_PROBLEM TO SOLVE:_ Output every entry exactly, from the first line to the last.

_GIVEN ENTRIES:_
- - -
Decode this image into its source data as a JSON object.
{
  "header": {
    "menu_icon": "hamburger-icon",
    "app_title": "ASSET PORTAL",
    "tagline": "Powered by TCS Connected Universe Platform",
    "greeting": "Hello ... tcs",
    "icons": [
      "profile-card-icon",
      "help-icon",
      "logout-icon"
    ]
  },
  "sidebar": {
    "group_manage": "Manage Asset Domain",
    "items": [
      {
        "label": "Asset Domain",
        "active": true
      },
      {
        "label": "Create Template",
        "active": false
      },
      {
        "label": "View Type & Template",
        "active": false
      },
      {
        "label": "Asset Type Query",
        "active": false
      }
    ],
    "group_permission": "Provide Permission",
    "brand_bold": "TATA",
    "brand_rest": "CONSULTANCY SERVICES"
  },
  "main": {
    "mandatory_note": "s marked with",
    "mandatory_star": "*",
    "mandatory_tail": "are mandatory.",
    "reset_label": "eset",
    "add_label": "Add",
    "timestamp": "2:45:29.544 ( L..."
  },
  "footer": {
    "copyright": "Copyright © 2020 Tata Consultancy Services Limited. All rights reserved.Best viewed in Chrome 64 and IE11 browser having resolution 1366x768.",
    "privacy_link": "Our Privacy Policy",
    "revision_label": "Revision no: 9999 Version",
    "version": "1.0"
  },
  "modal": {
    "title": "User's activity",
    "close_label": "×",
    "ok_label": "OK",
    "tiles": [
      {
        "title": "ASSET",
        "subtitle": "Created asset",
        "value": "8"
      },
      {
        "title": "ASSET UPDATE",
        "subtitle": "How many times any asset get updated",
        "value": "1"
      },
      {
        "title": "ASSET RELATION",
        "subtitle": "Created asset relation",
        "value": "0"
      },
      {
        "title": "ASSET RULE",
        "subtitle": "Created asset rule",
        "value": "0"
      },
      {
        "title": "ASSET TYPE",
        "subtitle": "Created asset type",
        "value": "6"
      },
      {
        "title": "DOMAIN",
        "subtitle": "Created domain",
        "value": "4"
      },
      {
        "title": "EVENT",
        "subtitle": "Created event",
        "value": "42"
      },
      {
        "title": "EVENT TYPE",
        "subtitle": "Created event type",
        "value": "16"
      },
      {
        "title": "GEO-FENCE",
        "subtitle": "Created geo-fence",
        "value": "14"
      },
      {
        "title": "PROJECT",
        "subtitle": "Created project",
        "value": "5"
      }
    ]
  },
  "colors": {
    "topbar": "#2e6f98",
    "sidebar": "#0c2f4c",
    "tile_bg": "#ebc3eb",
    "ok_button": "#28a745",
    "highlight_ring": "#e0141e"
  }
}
- - -
_FINAL RESULT:_
Decode this image into its source data as a JSON object.
{
  "header": {
    "menu_icon": "hamburger-icon",
    "app_title": "ASSET PORTAL",
    "tagline": "Powered by TCS Connected Universe Platform",
    "greeting": "Hello ... tcs",
    "icons": [
      "profile-card-icon",
      "help-icon",
      "logout-icon"
    ]
  },
  "sidebar": {
    "group_manage": "Manage Asset Domain",
    "items": [
      {
        "label": "Asset Domain",
        "active": true
      },
      {
        "label": "Create Template",
        "active": false
      },
      {
        "label": "View Type & Template",
        "active": false
      },
      {
        "label": "Asset Type Query",
        "active": false
      }
    ],
    "group_permission": "Provide Permission",
    "brand_bold": "TATA",
    "brand_rest": "CONSULTANCY SERVICES"
  },
  "main": {
    "mandatory_note": "s marked with",
    "mandatory_star": "*",
    "mandatory_tail": "are mandatory.",
    "reset_label": "eset",
    "add_label": "Add",
    "timestamp": "2:45:29.544 ( L..."
  },
  "footer": {
    "copyright": "Copyright © 2020 Tata Consultancy Services Limited. All rights reserved.Best viewed in Chrome 64 and IE11 browser having resolution 1366x768.",
    "privacy_link": "Our Privacy Policy",
    "revision_label": "Revision no: 9999 Version",
    "version": "1.0"
  },
  "modal": {
    "title": "User's activity",
    "close_label": "×",
    "ok_label": "OK",
    "tiles": [
      {
        "title": "ASSET",
        "subtitle": "Created asset",
        "value": "8"
      },
      {
        "title": "ASSET UPDATE",
        "subtitle": "How many times any asset get updated",
        "value": "1"
      },
      {
        "title": "ASSET RELATION",
        "subtitle": "Created asset relation",
        "value": "0"
      },
      {
        "title": "ASSET RULE",
        "subtitle": "Created asset rule",
        "value": "0"
      },
      {
        "title": "ASSET TYPE",
        "subtitle": "Created asset type",
        "value": "6"
      },
      {
        "title": "DOMAIN",
        "subtitle": "Created domain",
        "value": "4"
      },
      {
        "title": "EVENT",
        "subtitle": "Created event",
        "value": "42"
      },
      {
        "title": "EVENT TYPE",
        "subtitle": "Created event type",
        "value": "16"
      },
      {
        "title": "GEO-FENCE",
        "subtitle": "Created geo-fence",
        "value": "14"
      },
      {
        "title": "PROJECT",
        "subtitle": "Created project",
        "value": "5"
      }
    ]
  },
  "colors": {
    "topbar": "#2e6f98",
    "sidebar": "#0c2f4c",
    "tile_bg": "#ebc3eb",
    "ok_button": "#28a745",
    "highlight_ring": "#e0141e"
  }
}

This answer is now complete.